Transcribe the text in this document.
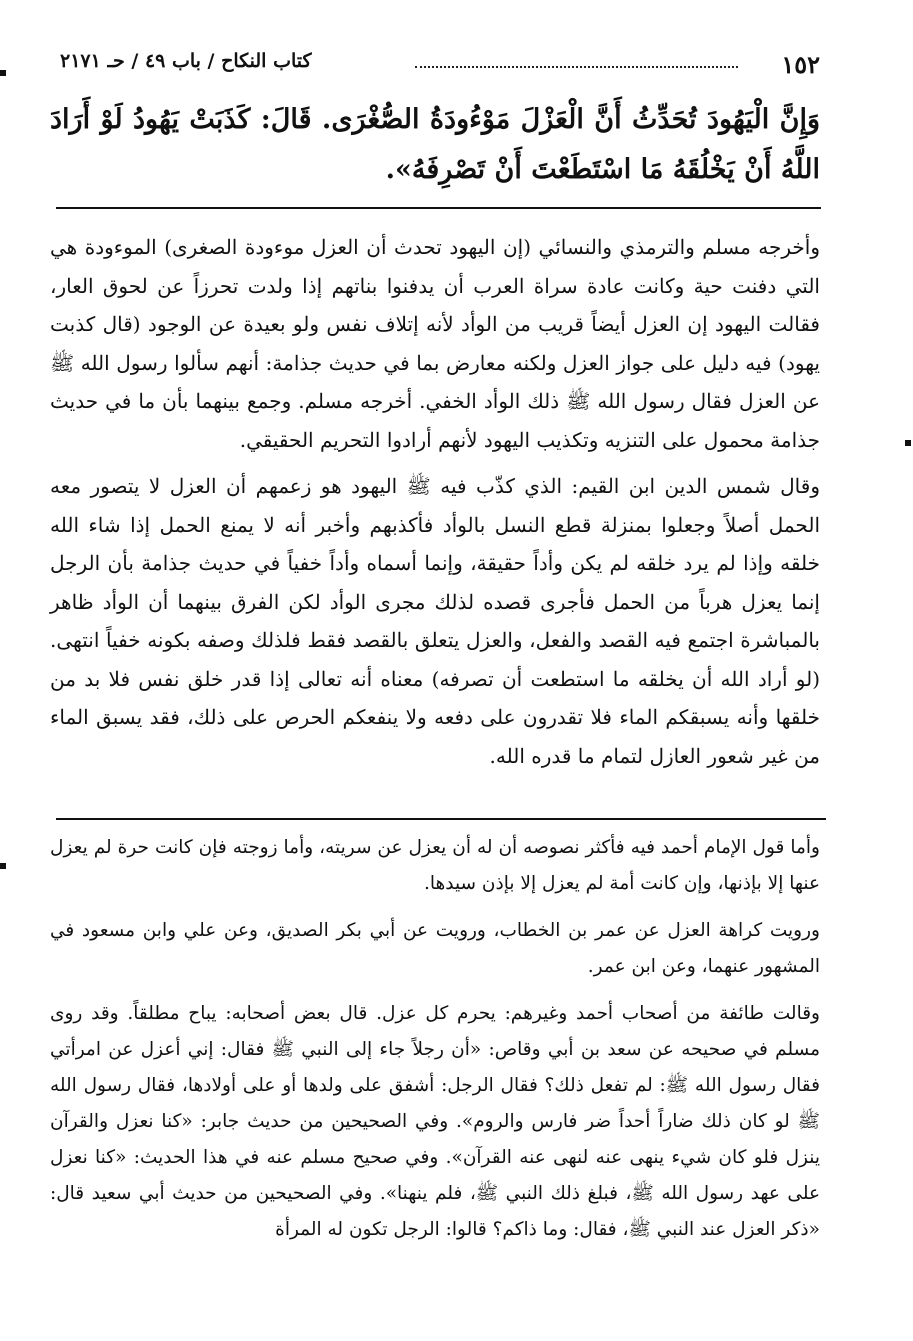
١٥٢
كتاب النكاح / باب ٤٩ / حـ ٢١٧١
وَإِنَّ الْيَهُودَ تُحَدِّثُ أَنَّ الْعَزْلَ مَوْءُودَةُ الصُّغْرَى. قَالَ: كَذَبَتْ يَهُودُ لَوْ أَرَادَ اللَّهُ أَنْ يَخْلُقَهُ مَا اسْتَطَعْتَ أَنْ تَصْرِفَهُ».

وأخرجه مسلم والترمذي والنسائي (إن اليهود تحدث أن العزل موءودة الصغرى) الموءودة هي التي دفنت حية وكانت عادة سراة العرب أن يدفنوا بناتهم إذا ولدت تحرزاً عن لحوق العار، فقالت اليهود إن العزل أيضاً قريب من الوأد لأنه إتلاف نفس ولو بعيدة عن الوجود (قال كذبت يهود) فيه دليل على جواز العزل ولكنه معارض بما في حديث جذامة: أنهم سألوا رسول الله ﷺ عن العزل فقال رسول الله ﷺ ذلك الوأد الخفي. أخرجه مسلم. وجمع بينهما بأن ما في حديث جذامة محمول على التنزيه وتكذيب اليهود لأنهم أرادوا التحريم الحقيقي.

وقال شمس الدين ابن القيم: الذي كذّب فيه ﷺ اليهود هو زعمهم أن العزل لا يتصور معه الحمل أصلاً وجعلوا بمنزلة قطع النسل بالوأد فأكذبهم وأخبر أنه لا يمنع الحمل إذا شاء الله خلقه وإذا لم يرد خلقه لم يكن وأداً حقيقة، وإنما أسماه وأداً خفياً في حديث جذامة بأن الرجل إنما يعزل هرباً من الحمل فأجرى قصده لذلك مجرى الوأد لكن الفرق بينهما أن الوأد ظاهر بالمباشرة اجتمع فيه القصد والفعل، والعزل يتعلق بالقصد فقط فلذلك وصفه بكونه خفياً انتهى. (لو أراد الله أن يخلقه ما استطعت أن تصرفه) معناه أنه تعالى إذا قدر خلق نفس فلا بد من خلقها وأنه يسبقكم الماء فلا تقدرون على دفعه ولا ينفعكم الحرص على ذلك، فقد يسبق الماء من غير شعور العازل لتمام ما قدره الله.

وأما قول الإمام أحمد فيه فأكثر نصوصه أن له أن يعزل عن سريته، وأما زوجته فإن كانت حرة لم يعزل عنها إلا بإذنها، وإن كانت أمة لم يعزل إلا بإذن سيدها.

ورويت كراهة العزل عن عمر بن الخطاب، ورويت عن أبي بكر الصديق، وعن علي وابن مسعود في المشهور عنهما، وعن ابن عمر.

وقالت طائفة من أصحاب أحمد وغيرهم: يحرم كل عزل. قال بعض أصحابه: يباح مطلقاً. وقد روى مسلم في صحيحه عن سعد بن أبي وقاص: «أن رجلاً جاء إلى النبي ﷺ فقال: إني أعزل عن امرأتي فقال رسول الله ﷺ: لم تفعل ذلك؟ فقال الرجل: أشفق على ولدها أو على أولادها، فقال رسول الله ﷺ لو كان ذلك ضاراً أحداً ضر فارس والروم». وفي الصحيحين من حديث جابر: «كنا نعزل والقرآن ينزل فلو كان شيء ينهى عنه لنهى عنه القرآن». وفي صحيح مسلم عنه في هذا الحديث: «كنا نعزل على عهد رسول الله ﷺ، فبلغ ذلك النبي ﷺ، فلم ينهنا». وفي الصحيحين من حديث أبي سعيد قال: «ذكر العزل عند النبي ﷺ، فقال: وما ذاكم؟ قالوا: الرجل تكون له المرأة
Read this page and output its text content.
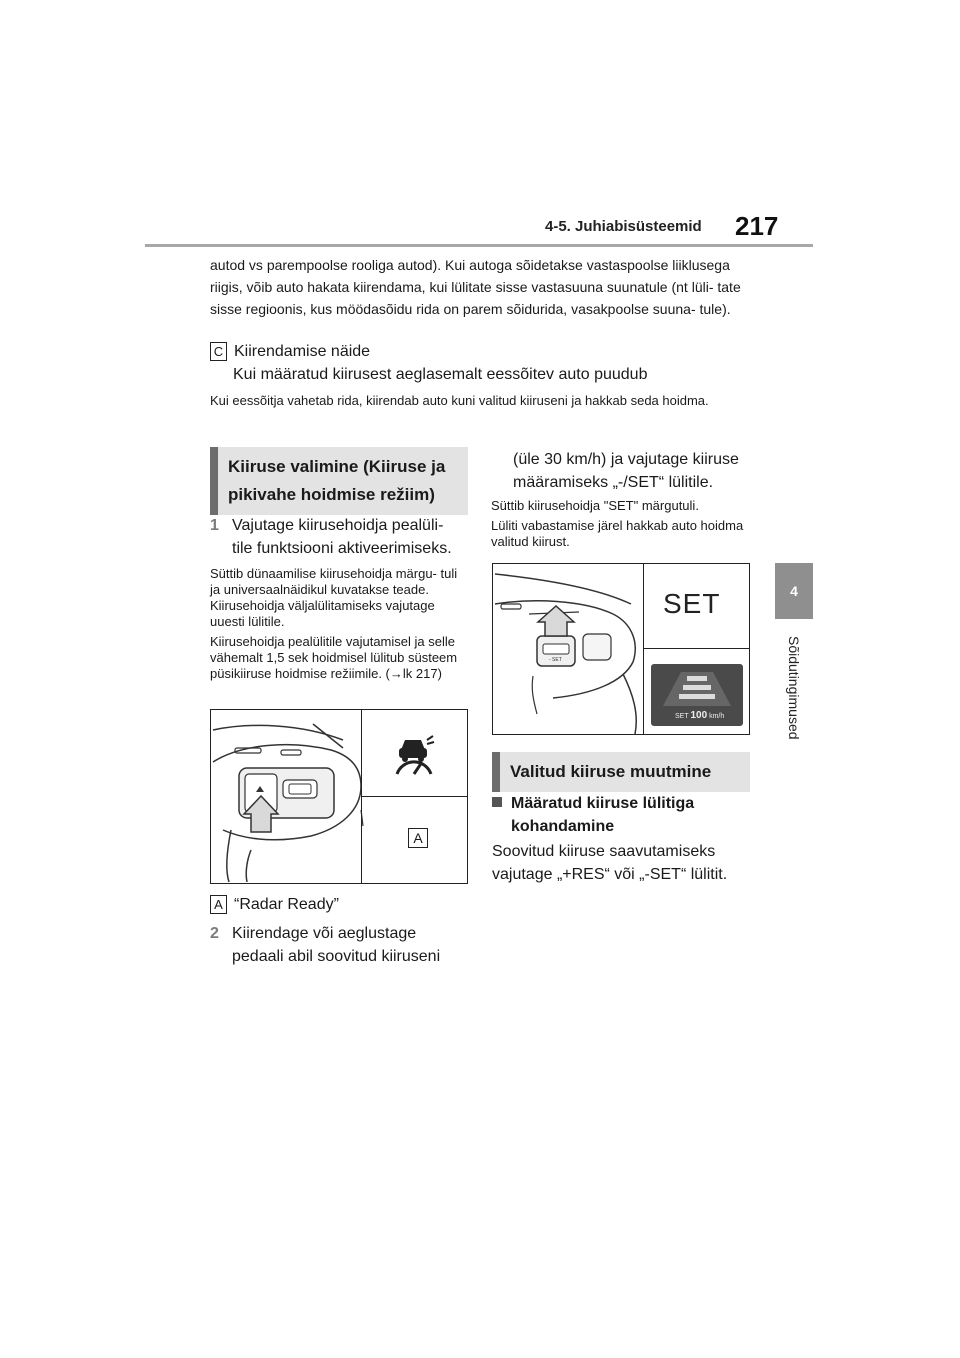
4-5. Juhiabisüsteemid 217
4
Sõidutingimused
autod vs parempoolse rooliga autod). Kui autoga sõidetakse vastaspoolse liiklusega riigis, võib auto hakata kiirendama, kui lülitate sisse vastasuuna suunatule (nt lüli- tate sisse regioonis, kus möödasõidu rida on parem sõidurida, vasakpoolse suuna- tule).
C Kiirendamise näide
Kui määratud kiirusest aeglasemalt eessõitev auto puudub
Kui eessõitja vahetab rida, kiirendab auto kuni valitud kiiruseni ja hakkab seda hoidma.
Kiiruse valimine (Kiiruse ja pikivahe hoidmise režiim)
1 Vajutage kiirusehoidja pealüli- tile funktsiooni aktiveerimiseks.
Süttib dünaamilise kiirusehoidja märgu- tuli ja universaalnäidikul kuvatakse teade. Kiirusehoidja väljalülitamiseks vajutage uuesti lülitile.
Kiirusehoidja pealülitile vajutamisel ja selle vähemalt 1,5 sek hoidmisel lülitub süsteem püsikiiruse hoidmise režiimile. (→lk 217)
A
A “Radar Ready”
2 Kiirendage või aeglustage pedaali abil soovitud kiiruseni
(üle 30 km/h) ja vajutage kiiruse määramiseks „-/SET“ lülitile.
Süttib kiirusehoidja "SET" märgutuli.
Lüliti vabastamise järel hakkab auto hoidma valitud kiirust.
- SET
SET
SET 100 km/h
Valitud kiiruse muutmine
Määratud kiiruse lülitiga kohandamine
Soovitud kiiruse saavutamiseks vajutage „+RES“ või „-SET“ lülitit.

What is asked - Take the records above and transcribe them exactly, dropping every picture.

Completed task -
Transcribe the text in this document.
١٥٢
كتاب النكاح / باب ٤٩ / حـ ٢١٧١
وَإِنَّ الْيَهُودَ تُحَدِّثُ أَنَّ الْعَزْلَ مَوْءُودَةُ الصُّغْرَى. قَالَ: كَذَبَتْ يَهُودُ لَوْ أَرَادَ اللَّهُ أَنْ يَخْلُقَهُ مَا اسْتَطَعْتَ أَنْ تَصْرِفَهُ».

وأخرجه مسلم والترمذي والنسائي (إن اليهود تحدث أن العزل موءودة الصغرى) الموءودة هي التي دفنت حية وكانت عادة سراة العرب أن يدفنوا بناتهم إذا ولدت تحرزاً عن لحوق العار، فقالت اليهود إن العزل أيضاً قريب من الوأد لأنه إتلاف نفس ولو بعيدة عن الوجود (قال كذبت يهود) فيه دليل على جواز العزل ولكنه معارض بما في حديث جذامة: أنهم سألوا رسول الله ﷺ عن العزل فقال رسول الله ﷺ ذلك الوأد الخفي. أخرجه مسلم. وجمع بينهما بأن ما في حديث جذامة محمول على التنزيه وتكذيب اليهود لأنهم أرادوا التحريم الحقيقي.

وقال شمس الدين ابن القيم: الذي كذّب فيه ﷺ اليهود هو زعمهم أن العزل لا يتصور معه الحمل أصلاً وجعلوا بمنزلة قطع النسل بالوأد فأكذبهم وأخبر أنه لا يمنع الحمل إذا شاء الله خلقه وإذا لم يرد خلقه لم يكن وأداً حقيقة، وإنما أسماه وأداً خفياً في حديث جذامة بأن الرجل إنما يعزل هرباً من الحمل فأجرى قصده لذلك مجرى الوأد لكن الفرق بينهما أن الوأد ظاهر بالمباشرة اجتمع فيه القصد والفعل، والعزل يتعلق بالقصد فقط فلذلك وصفه بكونه خفياً انتهى. (لو أراد الله أن يخلقه ما استطعت أن تصرفه) معناه أنه تعالى إذا قدر خلق نفس فلا بد من خلقها وأنه يسبقكم الماء فلا تقدرون على دفعه ولا ينفعكم الحرص على ذلك، فقد يسبق الماء من غير شعور العازل لتمام ما قدره الله.

وأما قول الإمام أحمد فيه فأكثر نصوصه أن له أن يعزل عن سريته، وأما زوجته فإن كانت حرة لم يعزل عنها إلا بإذنها، وإن كانت أمة لم يعزل إلا بإذن سيدها.

ورويت كراهة العزل عن عمر بن الخطاب، ورويت عن أبي بكر الصديق، وعن علي وابن مسعود في المشهور عنهما، وعن ابن عمر.

وقالت طائفة من أصحاب أحمد وغيرهم: يحرم كل عزل. قال بعض أصحابه: يباح مطلقاً. وقد روى مسلم في صحيحه عن سعد بن أبي وقاص: «أن رجلاً جاء إلى النبي ﷺ فقال: إني أعزل عن امرأتي فقال رسول الله ﷺ: لم تفعل ذلك؟ فقال الرجل: أشفق على ولدها أو على أولادها، فقال رسول الله ﷺ لو كان ذلك ضاراً أحداً ضر فارس والروم». وفي الصحيحين من حديث جابر: «كنا نعزل والقرآن ينزل فلو كان شيء ينهى عنه لنهى عنه القرآن». وفي صحيح مسلم عنه في هذا الحديث: «كنا نعزل على عهد رسول الله ﷺ، فبلغ ذلك النبي ﷺ، فلم ينهنا». وفي الصحيحين من حديث أبي سعيد قال: «ذكر العزل عند النبي ﷺ، فقال: وما ذاكم؟ قالوا: الرجل تكون له المرأة
Read this page and output its text content.
4-5. Juhiabisüsteemid 217
4
Sõidutingimused
autod vs parempoolse rooliga autod). Kui autoga sõidetakse vastaspoolse liiklusega riigis, võib auto hakata kiirendama, kui lülitate sisse vastasuuna suunatule (nt lüli- tate sisse regioonis, kus möödasõidu rida on parem sõidurida, vasakpoolse suuna- tule).
C Kiirendamise näide
Kui määratud kiirusest aeglasemalt eessõitev auto puudub
Kui eessõitja vahetab rida, kiirendab auto kuni valitud kiiruseni ja hakkab seda hoidma.
Kiiruse valimine (Kiiruse ja pikivahe hoidmise režiim)
1 Vajutage kiirusehoidja pealüli- tile funktsiooni aktiveerimiseks.
Süttib dünaamilise kiirusehoidja märgu- tuli ja universaalnäidikul kuvatakse teade. Kiirusehoidja väljalülitamiseks vajutage uuesti lülitile.
Kiirusehoidja pealülitile vajutamisel ja selle vähemalt 1,5 sek hoidmisel lülitub süsteem püsikiiruse hoidmise režiimile. (→lk 217)
A
A “Radar Ready”
2 Kiirendage või aeglustage pedaali abil soovitud kiiruseni
(üle 30 km/h) ja vajutage kiiruse määramiseks „-/SET“ lülitile.
Süttib kiirusehoidja "SET" märgutuli.
Lüliti vabastamise järel hakkab auto hoidma valitud kiirust.
- SET
SET
SET 100 km/h
Valitud kiiruse muutmine
Määratud kiiruse lülitiga kohandamine
Soovitud kiiruse saavutamiseks vajutage „+RES“ või „-SET“ lülitit.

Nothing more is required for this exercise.